§ Exercise aim: Write out the whole listing, matching it exactly.

Part of a data file
○ ○ ○
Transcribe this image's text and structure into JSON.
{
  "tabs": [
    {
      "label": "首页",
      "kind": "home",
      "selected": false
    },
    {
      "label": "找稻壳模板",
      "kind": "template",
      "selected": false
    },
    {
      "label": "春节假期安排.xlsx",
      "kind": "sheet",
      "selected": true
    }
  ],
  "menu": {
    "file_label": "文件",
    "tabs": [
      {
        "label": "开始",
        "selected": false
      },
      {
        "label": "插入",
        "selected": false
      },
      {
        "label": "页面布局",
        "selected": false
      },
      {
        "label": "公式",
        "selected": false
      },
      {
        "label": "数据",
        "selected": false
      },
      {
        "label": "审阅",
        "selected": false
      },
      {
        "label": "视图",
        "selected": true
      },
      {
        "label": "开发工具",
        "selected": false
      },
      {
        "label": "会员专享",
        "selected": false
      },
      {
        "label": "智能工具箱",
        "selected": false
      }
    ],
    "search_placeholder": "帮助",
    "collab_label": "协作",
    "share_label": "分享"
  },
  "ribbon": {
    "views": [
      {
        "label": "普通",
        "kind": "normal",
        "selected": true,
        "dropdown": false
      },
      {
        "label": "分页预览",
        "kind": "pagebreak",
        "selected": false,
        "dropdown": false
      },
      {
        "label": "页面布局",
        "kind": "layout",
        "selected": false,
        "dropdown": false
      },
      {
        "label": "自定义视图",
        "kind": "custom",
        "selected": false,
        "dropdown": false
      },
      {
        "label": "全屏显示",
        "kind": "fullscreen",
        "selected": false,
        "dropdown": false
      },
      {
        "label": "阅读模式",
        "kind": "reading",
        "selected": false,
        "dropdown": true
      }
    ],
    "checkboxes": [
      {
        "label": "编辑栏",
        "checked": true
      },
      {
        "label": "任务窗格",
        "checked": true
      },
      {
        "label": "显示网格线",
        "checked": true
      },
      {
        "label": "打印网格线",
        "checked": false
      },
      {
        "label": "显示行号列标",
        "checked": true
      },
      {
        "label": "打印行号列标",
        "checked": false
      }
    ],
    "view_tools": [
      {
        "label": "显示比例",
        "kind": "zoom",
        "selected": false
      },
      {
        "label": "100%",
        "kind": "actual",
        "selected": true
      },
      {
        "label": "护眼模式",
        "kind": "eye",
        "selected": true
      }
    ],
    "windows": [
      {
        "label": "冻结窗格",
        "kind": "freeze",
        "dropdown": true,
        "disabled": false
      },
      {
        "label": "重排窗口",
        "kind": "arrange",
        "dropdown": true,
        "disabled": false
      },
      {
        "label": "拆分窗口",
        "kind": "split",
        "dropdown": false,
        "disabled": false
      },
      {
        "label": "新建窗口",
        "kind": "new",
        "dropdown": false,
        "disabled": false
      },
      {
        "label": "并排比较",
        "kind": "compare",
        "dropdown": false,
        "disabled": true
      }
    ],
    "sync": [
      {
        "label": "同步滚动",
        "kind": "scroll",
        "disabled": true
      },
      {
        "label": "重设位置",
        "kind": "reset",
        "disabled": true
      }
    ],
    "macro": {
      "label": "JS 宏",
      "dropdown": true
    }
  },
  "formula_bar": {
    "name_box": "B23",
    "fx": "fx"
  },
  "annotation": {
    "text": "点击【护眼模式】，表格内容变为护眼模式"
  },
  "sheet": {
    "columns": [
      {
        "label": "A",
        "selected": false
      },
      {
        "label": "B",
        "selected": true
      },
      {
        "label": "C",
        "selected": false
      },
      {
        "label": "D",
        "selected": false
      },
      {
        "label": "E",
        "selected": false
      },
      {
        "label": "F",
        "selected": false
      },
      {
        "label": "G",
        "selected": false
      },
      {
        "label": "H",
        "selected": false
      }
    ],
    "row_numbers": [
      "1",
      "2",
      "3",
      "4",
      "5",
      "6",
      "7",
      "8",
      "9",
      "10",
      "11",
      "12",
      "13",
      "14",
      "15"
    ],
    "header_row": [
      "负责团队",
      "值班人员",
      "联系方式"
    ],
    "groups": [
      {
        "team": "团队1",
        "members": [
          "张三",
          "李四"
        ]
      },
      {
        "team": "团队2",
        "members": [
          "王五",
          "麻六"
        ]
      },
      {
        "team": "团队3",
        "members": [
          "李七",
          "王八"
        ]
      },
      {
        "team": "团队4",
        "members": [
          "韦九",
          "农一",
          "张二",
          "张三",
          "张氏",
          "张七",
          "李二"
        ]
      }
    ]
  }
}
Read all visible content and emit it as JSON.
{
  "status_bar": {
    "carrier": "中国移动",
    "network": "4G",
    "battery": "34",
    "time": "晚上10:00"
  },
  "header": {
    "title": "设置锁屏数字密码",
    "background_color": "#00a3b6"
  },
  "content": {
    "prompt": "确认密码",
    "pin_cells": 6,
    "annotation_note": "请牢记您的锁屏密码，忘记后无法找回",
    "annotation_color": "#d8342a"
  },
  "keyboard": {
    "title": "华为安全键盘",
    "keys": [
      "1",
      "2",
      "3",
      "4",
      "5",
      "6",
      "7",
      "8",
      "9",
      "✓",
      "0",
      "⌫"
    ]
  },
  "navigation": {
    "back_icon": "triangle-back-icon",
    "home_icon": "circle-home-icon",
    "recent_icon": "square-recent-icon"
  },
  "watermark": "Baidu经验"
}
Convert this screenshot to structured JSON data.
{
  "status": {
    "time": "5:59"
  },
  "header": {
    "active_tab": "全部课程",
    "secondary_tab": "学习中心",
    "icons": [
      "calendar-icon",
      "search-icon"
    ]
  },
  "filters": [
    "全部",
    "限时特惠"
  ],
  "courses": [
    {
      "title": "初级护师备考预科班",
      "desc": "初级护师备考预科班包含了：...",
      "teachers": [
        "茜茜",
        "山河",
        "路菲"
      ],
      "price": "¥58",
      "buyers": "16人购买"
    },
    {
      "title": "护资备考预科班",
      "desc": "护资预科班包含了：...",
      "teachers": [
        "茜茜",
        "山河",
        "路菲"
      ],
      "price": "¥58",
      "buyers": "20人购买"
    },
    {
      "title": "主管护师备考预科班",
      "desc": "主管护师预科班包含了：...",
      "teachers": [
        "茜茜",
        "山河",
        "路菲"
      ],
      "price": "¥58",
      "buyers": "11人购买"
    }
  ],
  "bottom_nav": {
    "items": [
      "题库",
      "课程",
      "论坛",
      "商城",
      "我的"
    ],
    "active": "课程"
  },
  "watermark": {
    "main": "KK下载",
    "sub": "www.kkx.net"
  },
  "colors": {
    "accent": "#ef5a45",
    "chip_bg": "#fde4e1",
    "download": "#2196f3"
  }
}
○ ○ ○
§ Task solution:
Transcribe this image's text and structure into JSON.
{
  "tabs": [
    {
      "label": "首页",
      "kind": "home",
      "selected": false
    },
    {
      "label": "找稻壳模板",
      "kind": "template",
      "selected": false
    },
    {
      "label": "春节假期安排.xlsx",
      "kind": "sheet",
      "selected": true
    }
  ],
  "menu": {
    "file_label": "文件",
    "tabs": [
      {
        "label": "开始",
        "selected": false
      },
      {
        "label": "插入",
        "selected": false
      },
      {
        "label": "页面布局",
        "selected": false
      },
      {
        "label": "公式",
        "selected": false
      },
      {
        "label": "数据",
        "selected": false
      },
      {
        "label": "审阅",
        "selected": false
      },
      {
        "label": "视图",
        "selected": true
      },
      {
        "label": "开发工具",
        "selected": false
      },
      {
        "label": "会员专享",
        "selected": false
      },
      {
        "label": "智能工具箱",
        "selected": false
      }
    ],
    "search_placeholder": "帮助",
    "collab_label": "协作",
    "share_label": "分享"
  },
  "ribbon": {
    "views": [
      {
        "label": "普通",
        "kind": "normal",
        "selected": true,
        "dropdown": false
      },
      {
        "label": "分页预览",
        "kind": "pagebreak",
        "selected": false,
        "dropdown": false
      },
      {
        "label": "页面布局",
        "kind": "layout",
        "selected": false,
        "dropdown": false
      },
      {
        "label": "自定义视图",
        "kind": "custom",
        "selected": false,
        "dropdown": false
      },
      {
        "label": "全屏显示",
        "kind": "fullscreen",
        "selected": false,
        "dropdown": false
      },
      {
        "label": "阅读模式",
        "kind": "reading",
        "selected": false,
        "dropdown": true
      }
    ],
    "checkboxes": [
      {
        "label": "编辑栏",
        "checked": true
      },
      {
        "label": "任务窗格",
        "checked": true
      },
      {
        "label": "显示网格线",
        "checked": true
      },
      {
        "label": "打印网格线",
        "checked": false
      },
      {
        "label": "显示行号列标",
        "checked": true
      },
      {
        "label": "打印行号列标",
        "checked": false
      }
    ],
    "view_tools": [
      {
        "label": "显示比例",
        "kind": "zoom",
        "selected": false
      },
      {
        "label": "100%",
        "kind": "actual",
        "selected": true
      },
      {
        "label": "护眼模式",
        "kind": "eye",
        "selected": true
      }
    ],
    "windows": [
      {
        "label": "冻结窗格",
        "kind": "freeze",
        "dropdown": true,
        "disabled": false
      },
      {
        "label": "重排窗口",
        "kind": "arrange",
        "dropdown": true,
        "disabled": false
      },
      {
        "label": "拆分窗口",
        "kind": "split",
        "dropdown": false,
        "disabled": false
      },
      {
        "label": "新建窗口",
        "kind": "new",
        "dropdown": false,
        "disabled": false
      },
      {
        "label": "并排比较",
        "kind": "compare",
        "dropdown": false,
        "disabled": true
      }
    ],
    "sync": [
      {
        "label": "同步滚动",
        "kind": "scroll",
        "disabled": true
      },
      {
        "label": "重设位置",
        "kind": "reset",
        "disabled": true
      }
    ],
    "macro": {
      "label": "JS 宏",
      "dropdown": true
    }
  },
  "formula_bar": {
    "name_box": "B23",
    "fx": "fx"
  },
  "annotation": {
    "text": "点击【护眼模式】，表格内容变为护眼模式"
  },
  "sheet": {
    "columns": [
      {
        "label": "A",
        "selected": false
      },
      {
        "label": "B",
        "selected": true
      },
      {
        "label": "C",
        "selected": false
      },
      {
        "label": "D",
        "selected": false
      },
      {
        "label": "E",
        "selected": false
      },
      {
        "label": "F",
        "selected": false
      },
      {
        "label": "G",
        "selected": false
      },
      {
        "label": "H",
        "selected": false
      }
    ],
    "row_numbers": [
      "1",
      "2",
      "3",
      "4",
      "5",
      "6",
      "7",
      "8",
      "9",
      "10",
      "11",
      "12",
      "13",
      "14",
      "15"
    ],
    "header_row": [
      "负责团队",
      "值班人员",
      "联系方式"
    ],
    "groups": [
      {
        "team": "团队1",
        "members": [
          "张三",
          "李四"
        ]
      },
      {
        "team": "团队2",
        "members": [
          "王五",
          "麻六"
        ]
      },
      {
        "team": "团队3",
        "members": [
          "李七",
          "王八"
        ]
      },
      {
        "team": "团队4",
        "members": [
          "韦九",
          "农一",
          "张二",
          "张三",
          "张氏",
          "张七",
          "李二"
        ]
      }
    ]
  }
}
Read all visible content and emit it as JSON.
{
  "status_bar": {
    "carrier": "中国移动",
    "network": "4G",
    "battery": "34",
    "time": "晚上10:00"
  },
  "header": {
    "title": "设置锁屏数字密码",
    "background_color": "#00a3b6"
  },
  "content": {
    "prompt": "确认密码",
    "pin_cells": 6,
    "annotation_note": "请牢记您的锁屏密码，忘记后无法找回",
    "annotation_color": "#d8342a"
  },
  "keyboard": {
    "title": "华为安全键盘",
    "keys": [
      "1",
      "2",
      "3",
      "4",
      "5",
      "6",
      "7",
      "8",
      "9",
      "✓",
      "0",
      "⌫"
    ]
  },
  "navigation": {
    "back_icon": "triangle-back-icon",
    "home_icon": "circle-home-icon",
    "recent_icon": "square-recent-icon"
  },
  "watermark": "Baidu经验"
}
Convert this screenshot to structured JSON data.
{
  "status": {
    "time": "5:59"
  },
  "header": {
    "active_tab": "全部课程",
    "secondary_tab": "学习中心",
    "icons": [
      "calendar-icon",
      "search-icon"
    ]
  },
  "filters": [
    "全部",
    "限时特惠"
  ],
  "courses": [
    {
      "title": "初级护师备考预科班",
      "desc": "初级护师备考预科班包含了：...",
      "teachers": [
        "茜茜",
        "山河",
        "路菲"
      ],
      "price": "¥58",
      "buyers": "16人购买"
    },
    {
      "title": "护资备考预科班",
      "desc": "护资预科班包含了：...",
      "teachers": [
        "茜茜",
        "山河",
        "路菲"
      ],
      "price": "¥58",
      "buyers": "20人购买"
    },
    {
      "title": "主管护师备考预科班",
      "desc": "主管护师预科班包含了：...",
      "teachers": [
        "茜茜",
        "山河",
        "路菲"
      ],
      "price": "¥58",
      "buyers": "11人购买"
    }
  ],
  "bottom_nav": {
    "items": [
      "题库",
      "课程",
      "论坛",
      "商城",
      "我的"
    ],
    "active": "课程"
  },
  "watermark": {
    "main": "KK下载",
    "sub": "www.kkx.net"
  },
  "colors": {
    "accent": "#ef5a45",
    "chip_bg": "#fde4e1",
    "download": "#2196f3"
  }
}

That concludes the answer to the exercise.